**EXERCISE:**
Every line below is to be quoted exactly, with nothing added or dropped.
◆ ◆ ◆ ◆
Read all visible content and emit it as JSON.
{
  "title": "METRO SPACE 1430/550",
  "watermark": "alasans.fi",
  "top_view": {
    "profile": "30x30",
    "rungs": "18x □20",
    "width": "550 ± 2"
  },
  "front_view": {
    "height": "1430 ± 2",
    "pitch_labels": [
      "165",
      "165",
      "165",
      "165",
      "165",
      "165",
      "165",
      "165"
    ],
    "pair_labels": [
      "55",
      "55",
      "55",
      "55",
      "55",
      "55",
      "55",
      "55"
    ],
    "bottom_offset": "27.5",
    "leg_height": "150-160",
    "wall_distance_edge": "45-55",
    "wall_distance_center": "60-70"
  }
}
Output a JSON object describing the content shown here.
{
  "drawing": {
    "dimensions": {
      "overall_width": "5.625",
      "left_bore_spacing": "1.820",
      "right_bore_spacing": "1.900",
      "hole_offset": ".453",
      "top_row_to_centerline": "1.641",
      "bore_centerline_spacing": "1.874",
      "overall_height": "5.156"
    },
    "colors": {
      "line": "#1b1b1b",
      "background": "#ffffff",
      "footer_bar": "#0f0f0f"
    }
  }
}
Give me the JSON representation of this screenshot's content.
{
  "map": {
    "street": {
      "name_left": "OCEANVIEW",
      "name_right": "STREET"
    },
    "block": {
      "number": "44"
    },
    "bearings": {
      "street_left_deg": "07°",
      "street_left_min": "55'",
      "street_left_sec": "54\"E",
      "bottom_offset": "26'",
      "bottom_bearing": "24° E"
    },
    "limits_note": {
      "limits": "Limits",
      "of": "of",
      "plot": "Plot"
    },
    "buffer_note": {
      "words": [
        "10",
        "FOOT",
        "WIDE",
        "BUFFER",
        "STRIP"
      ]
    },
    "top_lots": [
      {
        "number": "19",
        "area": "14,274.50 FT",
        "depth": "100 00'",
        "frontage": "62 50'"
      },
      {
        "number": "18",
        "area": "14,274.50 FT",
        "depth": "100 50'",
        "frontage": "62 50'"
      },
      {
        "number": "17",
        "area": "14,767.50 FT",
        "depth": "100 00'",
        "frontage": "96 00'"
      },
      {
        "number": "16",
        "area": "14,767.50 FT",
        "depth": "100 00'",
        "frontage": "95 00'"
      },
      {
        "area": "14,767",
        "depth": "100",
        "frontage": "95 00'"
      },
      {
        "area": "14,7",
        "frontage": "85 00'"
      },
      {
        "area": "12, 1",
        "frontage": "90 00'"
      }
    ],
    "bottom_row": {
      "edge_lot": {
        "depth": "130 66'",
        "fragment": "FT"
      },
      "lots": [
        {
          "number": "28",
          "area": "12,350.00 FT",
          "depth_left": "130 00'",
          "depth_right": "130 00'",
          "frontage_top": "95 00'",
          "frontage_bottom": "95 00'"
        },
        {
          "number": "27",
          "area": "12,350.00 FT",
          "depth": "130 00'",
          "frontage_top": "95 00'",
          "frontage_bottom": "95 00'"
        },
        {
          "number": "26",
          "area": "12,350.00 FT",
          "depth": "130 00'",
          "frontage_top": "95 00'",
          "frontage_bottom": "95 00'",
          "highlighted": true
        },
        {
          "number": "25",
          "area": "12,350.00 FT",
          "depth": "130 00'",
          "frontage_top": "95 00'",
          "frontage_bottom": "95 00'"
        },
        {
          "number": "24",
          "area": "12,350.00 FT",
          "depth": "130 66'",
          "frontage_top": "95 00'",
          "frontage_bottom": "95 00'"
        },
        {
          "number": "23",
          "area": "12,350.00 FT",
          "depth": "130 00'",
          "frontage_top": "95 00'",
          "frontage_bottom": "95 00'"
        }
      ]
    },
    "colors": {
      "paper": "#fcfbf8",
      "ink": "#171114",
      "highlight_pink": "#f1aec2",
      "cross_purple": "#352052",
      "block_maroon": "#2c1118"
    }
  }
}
◆ ◆ ◆ ◆
**TASK OUTPUT:**
Read all visible content and emit it as JSON.
{
  "title": "METRO SPACE 1430/550",
  "watermark": "alasans.fi",
  "top_view": {
    "profile": "30x30",
    "rungs": "18x □20",
    "width": "550 ± 2"
  },
  "front_view": {
    "height": "1430 ± 2",
    "pitch_labels": [
      "165",
      "165",
      "165",
      "165",
      "165",
      "165",
      "165",
      "165"
    ],
    "pair_labels": [
      "55",
      "55",
      "55",
      "55",
      "55",
      "55",
      "55",
      "55"
    ],
    "bottom_offset": "27.5",
    "leg_height": "150-160",
    "wall_distance_edge": "45-55",
    "wall_distance_center": "60-70"
  }
}
Output a JSON object describing the content shown here.
{
  "drawing": {
    "dimensions": {
      "overall_width": "5.625",
      "left_bore_spacing": "1.820",
      "right_bore_spacing": "1.900",
      "hole_offset": ".453",
      "top_row_to_centerline": "1.641",
      "bore_centerline_spacing": "1.874",
      "overall_height": "5.156"
    },
    "colors": {
      "line": "#1b1b1b",
      "background": "#ffffff",
      "footer_bar": "#0f0f0f"
    }
  }
}
Give me the JSON representation of this screenshot's content.
{
  "map": {
    "street": {
      "name_left": "OCEANVIEW",
      "name_right": "STREET"
    },
    "block": {
      "number": "44"
    },
    "bearings": {
      "street_left_deg": "07°",
      "street_left_min": "55'",
      "street_left_sec": "54\"E",
      "bottom_offset": "26'",
      "bottom_bearing": "24° E"
    },
    "limits_note": {
      "limits": "Limits",
      "of": "of",
      "plot": "Plot"
    },
    "buffer_note": {
      "words": [
        "10",
        "FOOT",
        "WIDE",
        "BUFFER",
        "STRIP"
      ]
    },
    "top_lots": [
      {
        "number": "19",
        "area": "14,274.50 FT",
        "depth": "100 00'",
        "frontage": "62 50'"
      },
      {
        "number": "18",
        "area": "14,274.50 FT",
        "depth": "100 50'",
        "frontage": "62 50'"
      },
      {
        "number": "17",
        "area": "14,767.50 FT",
        "depth": "100 00'",
        "frontage": "96 00'"
      },
      {
        "number": "16",
        "area": "14,767.50 FT",
        "depth": "100 00'",
        "frontage": "95 00'"
      },
      {
        "area": "14,767",
        "depth": "100",
        "frontage": "95 00'"
      },
      {
        "area": "14,7",
        "frontage": "85 00'"
      },
      {
        "area": "12, 1",
        "frontage": "90 00'"
      }
    ],
    "bottom_row": {
      "edge_lot": {
        "depth": "130 66'",
        "fragment": "FT"
      },
      "lots": [
        {
          "number": "28",
          "area": "12,350.00 FT",
          "depth_left": "130 00'",
          "depth_right": "130 00'",
          "frontage_top": "95 00'",
          "frontage_bottom": "95 00'"
        },
        {
          "number": "27",
          "area": "12,350.00 FT",
          "depth": "130 00'",
          "frontage_top": "95 00'",
          "frontage_bottom": "95 00'"
        },
        {
          "number": "26",
          "area": "12,350.00 FT",
          "depth": "130 00'",
          "frontage_top": "95 00'",
          "frontage_bottom": "95 00'",
          "highlighted": true
        },
        {
          "number": "25",
          "area": "12,350.00 FT",
          "depth": "130 00'",
          "frontage_top": "95 00'",
          "frontage_bottom": "95 00'"
        },
        {
          "number": "24",
          "area": "12,350.00 FT",
          "depth": "130 66'",
          "frontage_top": "95 00'",
          "frontage_bottom": "95 00'"
        },
        {
          "number": "23",
          "area": "12,350.00 FT",
          "depth": "130 00'",
          "frontage_top": "95 00'",
          "frontage_bottom": "95 00'"
        }
      ]
    },
    "colors": {
      "paper": "#fcfbf8",
      "ink": "#171114",
      "highlight_pink": "#f1aec2",
      "cross_purple": "#352052",
      "block_maroon": "#2c1118"
    }
  }
}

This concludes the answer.